Dataset entries
########
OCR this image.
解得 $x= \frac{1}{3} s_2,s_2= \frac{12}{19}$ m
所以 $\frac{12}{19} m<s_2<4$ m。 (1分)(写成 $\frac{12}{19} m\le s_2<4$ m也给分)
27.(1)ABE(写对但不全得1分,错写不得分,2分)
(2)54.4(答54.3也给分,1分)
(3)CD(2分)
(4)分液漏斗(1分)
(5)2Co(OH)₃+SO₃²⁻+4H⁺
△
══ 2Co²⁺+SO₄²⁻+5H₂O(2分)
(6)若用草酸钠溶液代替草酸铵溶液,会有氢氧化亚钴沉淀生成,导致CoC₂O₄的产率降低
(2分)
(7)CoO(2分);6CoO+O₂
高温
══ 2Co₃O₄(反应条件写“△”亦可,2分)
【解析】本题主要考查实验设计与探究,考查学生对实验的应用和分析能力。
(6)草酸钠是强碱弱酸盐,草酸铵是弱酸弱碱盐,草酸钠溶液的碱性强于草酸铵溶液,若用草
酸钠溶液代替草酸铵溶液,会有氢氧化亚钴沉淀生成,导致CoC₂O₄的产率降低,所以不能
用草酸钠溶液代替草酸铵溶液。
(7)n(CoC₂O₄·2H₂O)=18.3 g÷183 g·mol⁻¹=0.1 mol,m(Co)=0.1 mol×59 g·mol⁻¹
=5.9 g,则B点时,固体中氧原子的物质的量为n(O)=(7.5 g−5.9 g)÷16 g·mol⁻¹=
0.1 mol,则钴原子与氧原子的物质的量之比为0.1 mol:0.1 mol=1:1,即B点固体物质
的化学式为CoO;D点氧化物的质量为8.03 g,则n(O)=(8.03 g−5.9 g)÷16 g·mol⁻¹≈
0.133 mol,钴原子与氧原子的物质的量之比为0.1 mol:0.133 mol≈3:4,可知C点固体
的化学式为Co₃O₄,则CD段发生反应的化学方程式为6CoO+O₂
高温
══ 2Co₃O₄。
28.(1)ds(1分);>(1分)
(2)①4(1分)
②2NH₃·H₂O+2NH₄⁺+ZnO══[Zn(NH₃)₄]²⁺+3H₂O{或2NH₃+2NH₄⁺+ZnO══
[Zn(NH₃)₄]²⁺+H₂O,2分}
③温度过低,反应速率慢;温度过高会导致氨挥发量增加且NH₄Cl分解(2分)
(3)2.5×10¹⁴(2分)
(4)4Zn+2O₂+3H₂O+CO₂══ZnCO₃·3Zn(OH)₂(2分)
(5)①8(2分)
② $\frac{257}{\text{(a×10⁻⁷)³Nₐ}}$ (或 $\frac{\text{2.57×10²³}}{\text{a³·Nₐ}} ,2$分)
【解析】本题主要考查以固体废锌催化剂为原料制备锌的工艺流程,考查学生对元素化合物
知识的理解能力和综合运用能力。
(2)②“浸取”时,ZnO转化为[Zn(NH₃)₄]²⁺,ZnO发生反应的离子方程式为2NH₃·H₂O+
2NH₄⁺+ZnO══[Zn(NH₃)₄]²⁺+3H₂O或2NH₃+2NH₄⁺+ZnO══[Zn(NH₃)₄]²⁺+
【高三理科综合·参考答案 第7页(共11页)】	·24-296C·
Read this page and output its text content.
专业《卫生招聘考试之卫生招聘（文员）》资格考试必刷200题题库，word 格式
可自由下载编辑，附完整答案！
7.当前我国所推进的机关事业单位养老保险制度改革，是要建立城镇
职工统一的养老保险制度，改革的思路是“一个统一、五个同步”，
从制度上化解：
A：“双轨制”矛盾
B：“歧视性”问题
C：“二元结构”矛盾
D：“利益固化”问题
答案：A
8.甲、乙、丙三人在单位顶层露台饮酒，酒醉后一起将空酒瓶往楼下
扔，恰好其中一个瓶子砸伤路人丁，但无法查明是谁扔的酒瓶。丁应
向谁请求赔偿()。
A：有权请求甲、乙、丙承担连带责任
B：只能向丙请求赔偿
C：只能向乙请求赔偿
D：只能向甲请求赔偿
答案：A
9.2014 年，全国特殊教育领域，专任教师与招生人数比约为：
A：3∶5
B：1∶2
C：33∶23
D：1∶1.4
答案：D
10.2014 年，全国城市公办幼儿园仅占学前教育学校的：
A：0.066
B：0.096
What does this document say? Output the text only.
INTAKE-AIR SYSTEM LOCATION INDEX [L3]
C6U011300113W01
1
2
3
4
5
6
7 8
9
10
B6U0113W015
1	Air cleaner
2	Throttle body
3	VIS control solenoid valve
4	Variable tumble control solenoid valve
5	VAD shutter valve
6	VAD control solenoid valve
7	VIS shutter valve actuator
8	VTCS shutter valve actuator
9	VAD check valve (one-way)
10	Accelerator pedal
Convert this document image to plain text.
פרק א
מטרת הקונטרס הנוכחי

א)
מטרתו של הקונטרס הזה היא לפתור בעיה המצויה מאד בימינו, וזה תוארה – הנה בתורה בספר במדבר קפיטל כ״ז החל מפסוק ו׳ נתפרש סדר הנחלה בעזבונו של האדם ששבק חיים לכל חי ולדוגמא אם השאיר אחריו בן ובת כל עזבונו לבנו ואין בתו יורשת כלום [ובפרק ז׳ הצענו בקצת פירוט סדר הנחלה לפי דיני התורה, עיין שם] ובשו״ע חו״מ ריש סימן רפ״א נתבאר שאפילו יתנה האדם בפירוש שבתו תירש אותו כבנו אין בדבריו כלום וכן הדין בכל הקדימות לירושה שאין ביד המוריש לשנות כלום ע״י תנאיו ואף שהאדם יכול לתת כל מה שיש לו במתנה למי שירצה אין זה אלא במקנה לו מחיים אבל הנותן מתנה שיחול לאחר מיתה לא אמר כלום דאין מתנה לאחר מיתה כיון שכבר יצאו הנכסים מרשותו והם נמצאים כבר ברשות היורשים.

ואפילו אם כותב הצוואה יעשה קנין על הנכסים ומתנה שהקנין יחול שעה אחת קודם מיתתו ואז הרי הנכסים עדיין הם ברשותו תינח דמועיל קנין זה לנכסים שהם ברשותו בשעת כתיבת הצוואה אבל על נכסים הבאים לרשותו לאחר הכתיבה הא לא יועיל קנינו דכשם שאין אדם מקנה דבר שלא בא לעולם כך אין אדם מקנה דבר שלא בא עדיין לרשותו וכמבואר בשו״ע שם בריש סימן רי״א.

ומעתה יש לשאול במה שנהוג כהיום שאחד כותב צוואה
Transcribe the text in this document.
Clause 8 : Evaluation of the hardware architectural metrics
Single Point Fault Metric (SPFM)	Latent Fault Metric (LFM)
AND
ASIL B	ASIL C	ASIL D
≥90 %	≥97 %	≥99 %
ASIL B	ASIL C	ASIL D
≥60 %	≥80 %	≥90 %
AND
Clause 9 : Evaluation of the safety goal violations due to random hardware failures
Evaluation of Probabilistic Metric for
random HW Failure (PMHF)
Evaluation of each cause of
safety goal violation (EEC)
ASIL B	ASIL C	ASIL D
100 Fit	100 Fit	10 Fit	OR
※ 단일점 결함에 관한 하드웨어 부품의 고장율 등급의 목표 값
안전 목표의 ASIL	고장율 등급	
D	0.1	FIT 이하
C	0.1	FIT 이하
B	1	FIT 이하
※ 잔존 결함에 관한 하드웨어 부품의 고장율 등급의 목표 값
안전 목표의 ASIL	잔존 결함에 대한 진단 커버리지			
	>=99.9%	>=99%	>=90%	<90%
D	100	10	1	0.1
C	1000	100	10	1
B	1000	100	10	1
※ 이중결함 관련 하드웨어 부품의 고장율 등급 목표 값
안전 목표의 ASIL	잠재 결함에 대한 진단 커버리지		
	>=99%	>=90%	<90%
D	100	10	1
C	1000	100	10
########
Note how many lines in the listing above hold the string "הקונטרס", then give only that figure.

(Completed task) 2